— Short task —
Each line that contains the word "What" counts once; give the total for the records below and nothing else.

— Records supplied —
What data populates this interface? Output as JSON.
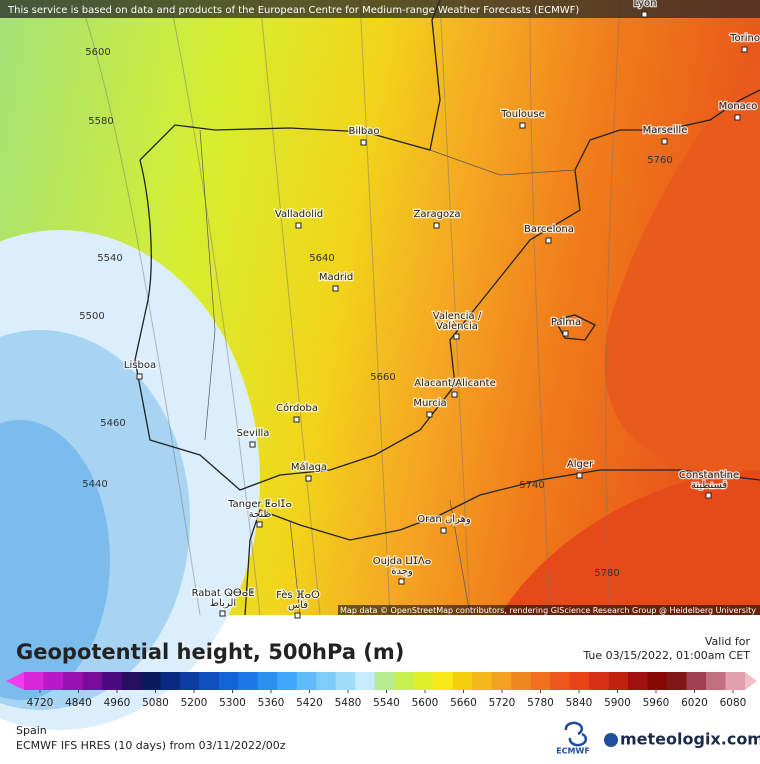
{
  "banner": "This service is based on data and products of the European Centre for Medium-range Weather Forecasts (ECMWF)",
  "cities": [
    {
      "name": "Lyon"
    },
    {
      "name": "Torino"
    },
    {
      "name": "Monaco"
    },
    {
      "name": "Marseille"
    },
    {
      "name": "Toulouse"
    },
    {
      "name": "Bilbao"
    },
    {
      "name": "Zaragoza"
    },
    {
      "name": "Barcelona"
    },
    {
      "name": "Valladolid"
    },
    {
      "name": "Madrid"
    },
    {
      "name": "Valencia /",
      "name2": "València"
    },
    {
      "name": "Palma"
    },
    {
      "name": "Lisboa"
    },
    {
      "name": "Alacant/Alicante"
    },
    {
      "name": "Murcia"
    },
    {
      "name": "Córdoba"
    },
    {
      "name": "Sevilla"
    },
    {
      "name": "Málaga"
    },
    {
      "name": "Alger"
    },
    {
      "name": "Constantine",
      "name2": "قسنطينة"
    },
    {
      "name": "Tanger ⵟⴰⵏⵊⴰ",
      "name2": "طنجة"
    },
    {
      "name": "Oran وهران"
    },
    {
      "name": "Oujda ⵡⵊⴷⴰ",
      "name2": "وجدة"
    },
    {
      "name": "Rabat ⵕⴱⴰⵟ",
      "name2": "الرباط"
    },
    {
      "name": "Fès ⴼⴰⵙ",
      "name2": "فاس"
    }
  ],
  "contour_labels": [
    5600,
    5580,
    5540,
    5500,
    5460,
    5440,
    5640,
    5660,
    5760,
    5740,
    5780
  ],
  "attribution": "Map data © OpenStreetMap contributors, rendering GIScience Research Group @ Heidelberg University",
  "legend": {
    "title": "Geopotential height, 500hPa (m)",
    "valid_label": "Valid for",
    "valid_time": "Tue 03/15/2022, 01:00am CET",
    "ticks": [
      4720,
      4840,
      4960,
      5080,
      5200,
      5300,
      5360,
      5420,
      5480,
      5540,
      5600,
      5660,
      5720,
      5780,
      5840,
      5900,
      5960,
      6020,
      6080
    ],
    "colors": [
      "#f03cf0",
      "#d826d8",
      "#b818c8",
      "#9810b0",
      "#780c98",
      "#4a0a80",
      "#281060",
      "#0a1a5a",
      "#0a2a80",
      "#0c3ca0",
      "#1050c0",
      "#1464d8",
      "#1c7ae8",
      "#2a90f0",
      "#40a8f8",
      "#60bcf8",
      "#80ccf8",
      "#a0dcf8",
      "#c8ecfc",
      "#b8ec90",
      "#c8f050",
      "#e0f028",
      "#f8e818",
      "#f4d010",
      "#f4b818",
      "#f4a020",
      "#f08820",
      "#f07020",
      "#ec5820",
      "#e84418",
      "#d83018",
      "#c02010",
      "#a01010",
      "#880808",
      "#801818",
      "#a04050",
      "#c07080",
      "#e0a0b0",
      "#f0c0c8"
    ]
  },
  "footer": {
    "region": "Spain",
    "model": "ECMWF IFS HRES (10 days) from 03/11/2022/00z",
    "ecmwf": "ECMWF",
    "brand": "meteologix.com"
  }
}
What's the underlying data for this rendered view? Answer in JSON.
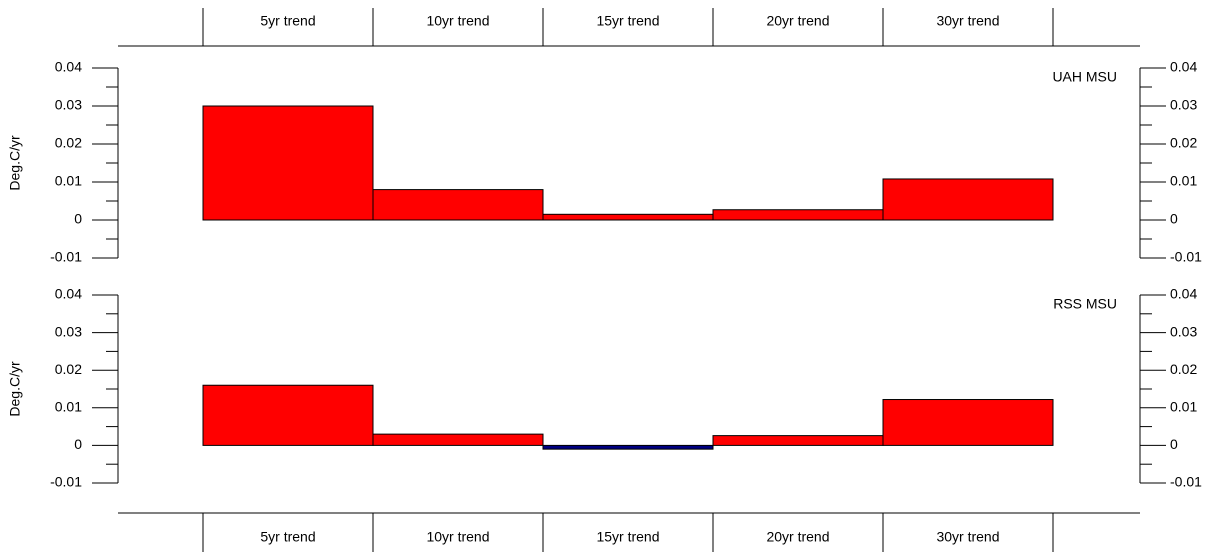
{
  "chart_data": [
    {
      "type": "bar",
      "annotation": "UAH MSU",
      "ylabel": "Deg.C/yr",
      "categories": [
        "5yr trend",
        "10yr trend",
        "15yr trend",
        "20yr trend",
        "30yr trend"
      ],
      "values": [
        0.03,
        0.008,
        0.0015,
        0.0027,
        0.0108
      ],
      "color": "#ff0000",
      "negative_color": "#000080",
      "ylim": [
        -0.01,
        0.04
      ],
      "yticks": [
        -0.01,
        0,
        0.01,
        0.02,
        0.03,
        0.04
      ],
      "minor_yticks": [
        -0.005,
        0.005,
        0.015,
        0.025,
        0.035
      ]
    },
    {
      "type": "bar",
      "annotation": "RSS MSU",
      "ylabel": "Deg.C/yr",
      "categories": [
        "5yr trend",
        "10yr trend",
        "15yr trend",
        "20yr trend",
        "30yr trend"
      ],
      "values": [
        0.016,
        0.003,
        -0.001,
        0.0026,
        0.0122
      ],
      "color": "#ff0000",
      "negative_color": "#000080",
      "ylim": [
        -0.01,
        0.04
      ],
      "yticks": [
        -0.01,
        0,
        0.01,
        0.02,
        0.03,
        0.04
      ],
      "minor_yticks": [
        -0.005,
        0.005,
        0.015,
        0.025,
        0.035
      ]
    }
  ]
}
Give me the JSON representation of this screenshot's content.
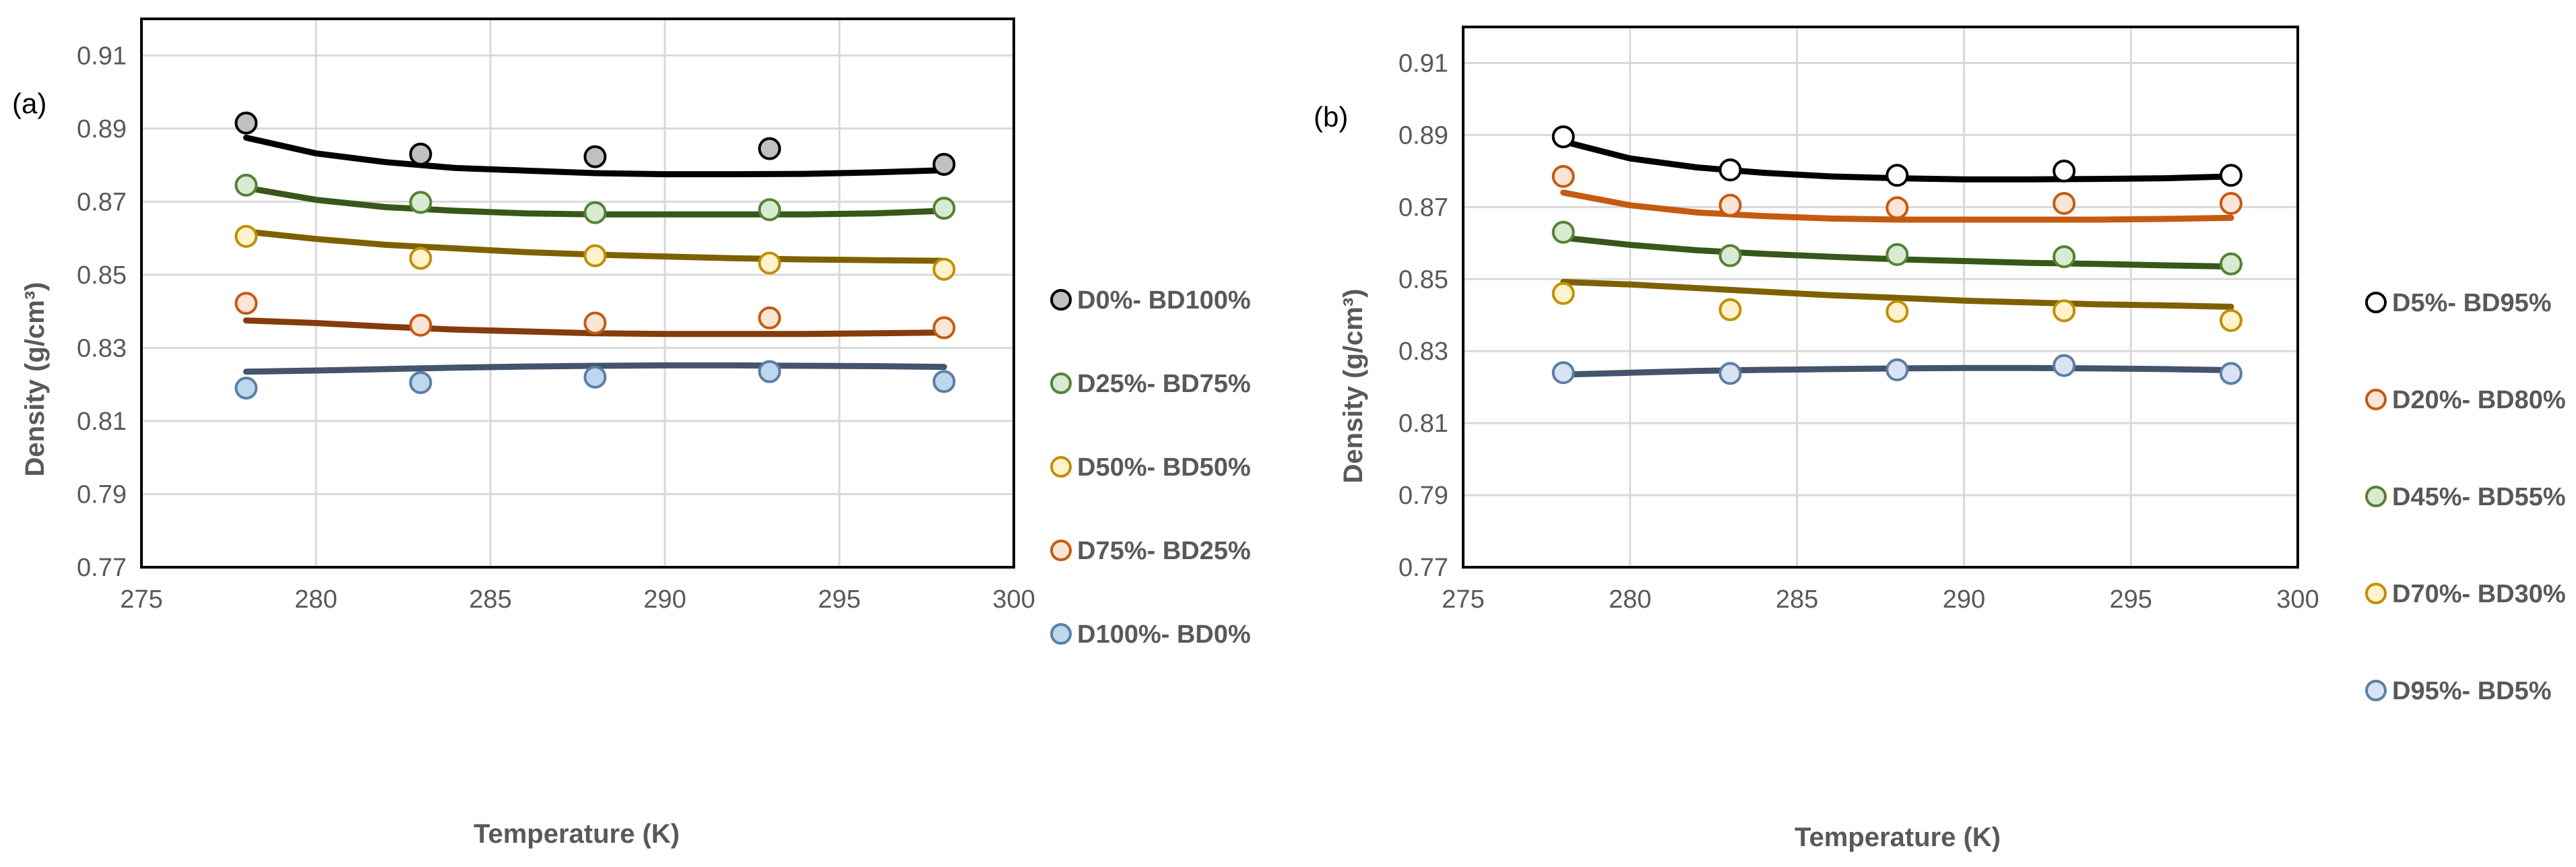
{
  "figure": {
    "description_label": "Density vs temperature for D/BD blends",
    "axis_color": "#000000",
    "grid_color": "#d9d9d9",
    "tick_text_color": "#595959",
    "label_text_color": "#595959"
  },
  "chart_data": [
    {
      "type": "scatter",
      "panel_label": "(a)",
      "xlabel": "Temperature (K)",
      "ylabel": "Density (g/cm³)",
      "xlim": [
        275,
        300
      ],
      "ylim": [
        0.77,
        0.92
      ],
      "xticks": [
        "275",
        "280",
        "285",
        "290",
        "295",
        "300"
      ],
      "xtick_values": [
        275,
        280,
        285,
        290,
        295,
        300
      ],
      "yticks": [
        "0.77",
        "0.79",
        "0.81",
        "0.83",
        "0.85",
        "0.87",
        "0.89",
        "0.91"
      ],
      "ytick_values": [
        0.77,
        0.79,
        0.81,
        0.83,
        0.85,
        0.87,
        0.89,
        0.91
      ],
      "grid": true,
      "legend_position": "right",
      "x": [
        278,
        283,
        288,
        293,
        298
      ],
      "series": [
        {
          "name": "D0%- BD100%",
          "values": [
            0.8915,
            0.883,
            0.8823,
            0.8845,
            0.8802
          ],
          "fit_x": [
            278,
            280,
            282,
            284,
            286,
            288,
            290,
            292,
            294,
            296,
            298
          ],
          "fit": [
            0.8875,
            0.8832,
            0.8808,
            0.8792,
            0.8785,
            0.8778,
            0.8775,
            0.8775,
            0.8776,
            0.878,
            0.8786
          ],
          "marker_fill": "#c0c0c0",
          "marker_edge": "#000000",
          "line_color": "#000000"
        },
        {
          "name": "D25%- BD75%",
          "values": [
            0.8745,
            0.8698,
            0.867,
            0.8678,
            0.8682
          ],
          "fit_x": [
            278,
            280,
            282,
            284,
            286,
            288,
            290,
            292,
            294,
            296,
            298
          ],
          "fit": [
            0.8738,
            0.8705,
            0.8685,
            0.8675,
            0.8668,
            0.8665,
            0.8665,
            0.8665,
            0.8665,
            0.8668,
            0.8675
          ],
          "marker_fill": "#d9ead3",
          "marker_edge": "#548235",
          "line_color": "#38571a"
        },
        {
          "name": "D50%- BD50%",
          "values": [
            0.8605,
            0.8545,
            0.8552,
            0.8532,
            0.8515
          ],
          "fit_x": [
            278,
            280,
            282,
            284,
            286,
            288,
            290,
            292,
            294,
            296,
            298
          ],
          "fit": [
            0.8618,
            0.8598,
            0.8582,
            0.8572,
            0.8562,
            0.8555,
            0.855,
            0.8545,
            0.8542,
            0.854,
            0.8538
          ],
          "marker_fill": "#fff2cc",
          "marker_edge": "#bf9000",
          "line_color": "#7f6000"
        },
        {
          "name": "D75%- BD25%",
          "values": [
            0.8422,
            0.8362,
            0.8368,
            0.8382,
            0.8355
          ],
          "fit_x": [
            278,
            280,
            282,
            284,
            286,
            288,
            290,
            292,
            294,
            296,
            298
          ],
          "fit": [
            0.8375,
            0.8368,
            0.8358,
            0.835,
            0.8345,
            0.834,
            0.8338,
            0.8338,
            0.8338,
            0.834,
            0.8342
          ],
          "marker_fill": "#fbe5d6",
          "marker_edge": "#c55a11",
          "line_color": "#843c0c"
        },
        {
          "name": "D100%- BD0%",
          "values": [
            0.819,
            0.8205,
            0.822,
            0.8235,
            0.8208
          ],
          "fit_x": [
            278,
            280,
            282,
            284,
            286,
            288,
            290,
            292,
            294,
            296,
            298
          ],
          "fit": [
            0.8235,
            0.8238,
            0.8242,
            0.8246,
            0.8249,
            0.8251,
            0.8252,
            0.8252,
            0.8251,
            0.825,
            0.8248
          ],
          "marker_fill": "#bdd7ee",
          "marker_edge": "#5b7fa6",
          "line_color": "#44546a"
        }
      ]
    },
    {
      "type": "scatter",
      "panel_label": "(b)",
      "xlabel": "Temperature (K)",
      "ylabel": "Density (g/cm³)",
      "xlim": [
        275,
        300
      ],
      "ylim": [
        0.77,
        0.92
      ],
      "xticks": [
        "275",
        "280",
        "285",
        "290",
        "295",
        "300"
      ],
      "xtick_values": [
        275,
        280,
        285,
        290,
        295,
        300
      ],
      "yticks": [
        "0.77",
        "0.79",
        "0.81",
        "0.83",
        "0.85",
        "0.87",
        "0.89",
        "0.91"
      ],
      "ytick_values": [
        0.77,
        0.79,
        0.81,
        0.83,
        0.85,
        0.87,
        0.89,
        0.91
      ],
      "grid": true,
      "legend_position": "right",
      "x": [
        278,
        283,
        288,
        293,
        298
      ],
      "series": [
        {
          "name": "D5%- BD95%",
          "values": [
            0.8895,
            0.8803,
            0.8788,
            0.88,
            0.8788
          ],
          "fit_x": [
            278,
            280,
            282,
            284,
            286,
            288,
            290,
            292,
            294,
            296,
            298
          ],
          "fit": [
            0.8882,
            0.8835,
            0.881,
            0.8795,
            0.8785,
            0.878,
            0.8777,
            0.8777,
            0.8778,
            0.878,
            0.8785
          ],
          "marker_fill": "#ffffff",
          "marker_edge": "#000000",
          "line_color": "#000000"
        },
        {
          "name": "D20%- BD80%",
          "values": [
            0.8785,
            0.8705,
            0.8698,
            0.871,
            0.871
          ],
          "fit_x": [
            278,
            280,
            282,
            284,
            286,
            288,
            290,
            292,
            294,
            296,
            298
          ],
          "fit": [
            0.874,
            0.8705,
            0.8685,
            0.8675,
            0.8668,
            0.8665,
            0.8665,
            0.8665,
            0.8665,
            0.8667,
            0.867
          ],
          "marker_fill": "#fbe5d6",
          "marker_edge": "#c55a11",
          "line_color": "#c55a11"
        },
        {
          "name": "D45%- BD55%",
          "values": [
            0.863,
            0.8565,
            0.8568,
            0.8562,
            0.8542
          ],
          "fit_x": [
            278,
            280,
            282,
            284,
            286,
            288,
            290,
            292,
            294,
            296,
            298
          ],
          "fit": [
            0.8615,
            0.8595,
            0.858,
            0.857,
            0.8562,
            0.8555,
            0.855,
            0.8545,
            0.8542,
            0.8538,
            0.8535
          ],
          "marker_fill": "#d9ead3",
          "marker_edge": "#548235",
          "line_color": "#38571a"
        },
        {
          "name": "D70%- BD30%",
          "values": [
            0.846,
            0.8415,
            0.841,
            0.8412,
            0.8385
          ],
          "fit_x": [
            278,
            280,
            282,
            284,
            286,
            288,
            290,
            292,
            294,
            296,
            298
          ],
          "fit": [
            0.8492,
            0.8485,
            0.8475,
            0.8465,
            0.8455,
            0.8448,
            0.844,
            0.8435,
            0.843,
            0.8427,
            0.8423
          ],
          "marker_fill": "#fff2cc",
          "marker_edge": "#bf9000",
          "line_color": "#7f6000"
        },
        {
          "name": "D95%- BD5%",
          "values": [
            0.824,
            0.8238,
            0.8248,
            0.826,
            0.8238
          ],
          "fit_x": [
            278,
            280,
            282,
            284,
            286,
            288,
            290,
            292,
            294,
            296,
            298
          ],
          "fit": [
            0.8235,
            0.824,
            0.8245,
            0.8248,
            0.825,
            0.8252,
            0.8253,
            0.8253,
            0.8252,
            0.825,
            0.8247
          ],
          "marker_fill": "#dae3f3",
          "marker_edge": "#5b7fa6",
          "line_color": "#44546a"
        }
      ]
    }
  ]
}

— Output below —
2